→ WRITTEN PROBLEM
Transcribe the listing exactly, leaving out every picture.

→ INPUT FOR THIS TASK
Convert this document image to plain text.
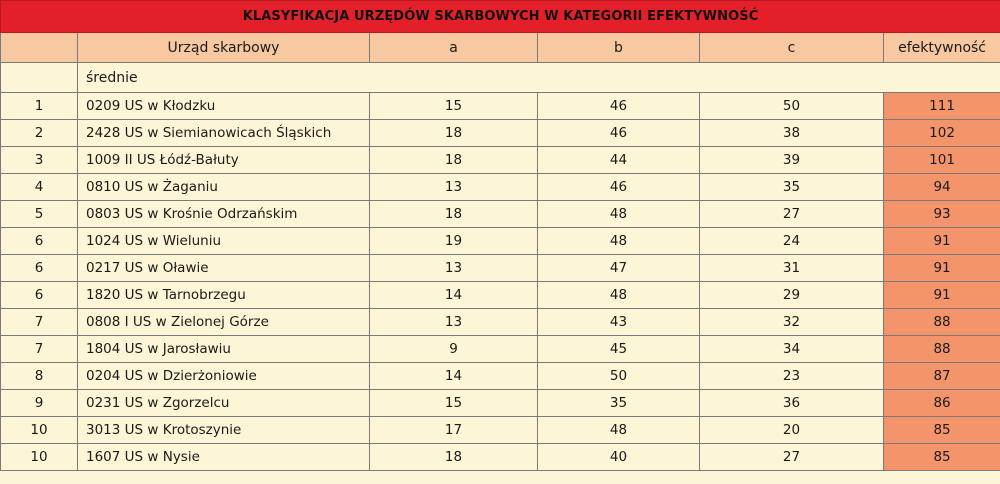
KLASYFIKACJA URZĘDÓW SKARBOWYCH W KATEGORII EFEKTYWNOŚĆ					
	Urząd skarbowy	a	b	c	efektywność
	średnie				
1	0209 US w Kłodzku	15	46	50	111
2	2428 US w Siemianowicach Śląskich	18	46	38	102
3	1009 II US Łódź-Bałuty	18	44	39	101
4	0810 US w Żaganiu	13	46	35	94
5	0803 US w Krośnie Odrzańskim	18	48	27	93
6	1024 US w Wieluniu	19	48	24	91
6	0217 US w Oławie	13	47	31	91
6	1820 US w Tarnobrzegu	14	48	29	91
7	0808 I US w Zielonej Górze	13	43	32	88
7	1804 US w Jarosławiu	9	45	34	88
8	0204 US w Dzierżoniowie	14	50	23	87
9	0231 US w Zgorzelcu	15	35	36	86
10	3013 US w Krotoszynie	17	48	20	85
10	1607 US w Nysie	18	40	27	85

→ CORRECT ANSWER
Convert this document image to plain text.
KLASYFIKACJA URZĘDÓW SKARBOWYCH W KATEGORII EFEKTYWNOŚĆ					
	Urząd skarbowy	a	b	c	efektywność
	średnie				
1	0209 US w Kłodzku	15	46	50	111
2	2428 US w Siemianowicach Śląskich	18	46	38	102
3	1009 II US Łódź-Bałuty	18	44	39	101
4	0810 US w Żaganiu	13	46	35	94
5	0803 US w Krośnie Odrzańskim	18	48	27	93
6	1024 US w Wieluniu	19	48	24	91
6	0217 US w Oławie	13	47	31	91
6	1820 US w Tarnobrzegu	14	48	29	91
7	0808 I US w Zielonej Górze	13	43	32	88
7	1804 US w Jarosławiu	9	45	34	88
8	0204 US w Dzierżoniowie	14	50	23	87
9	0231 US w Zgorzelcu	15	35	36	86
10	3013 US w Krotoszynie	17	48	20	85
10	1607 US w Nysie	18	40	27	85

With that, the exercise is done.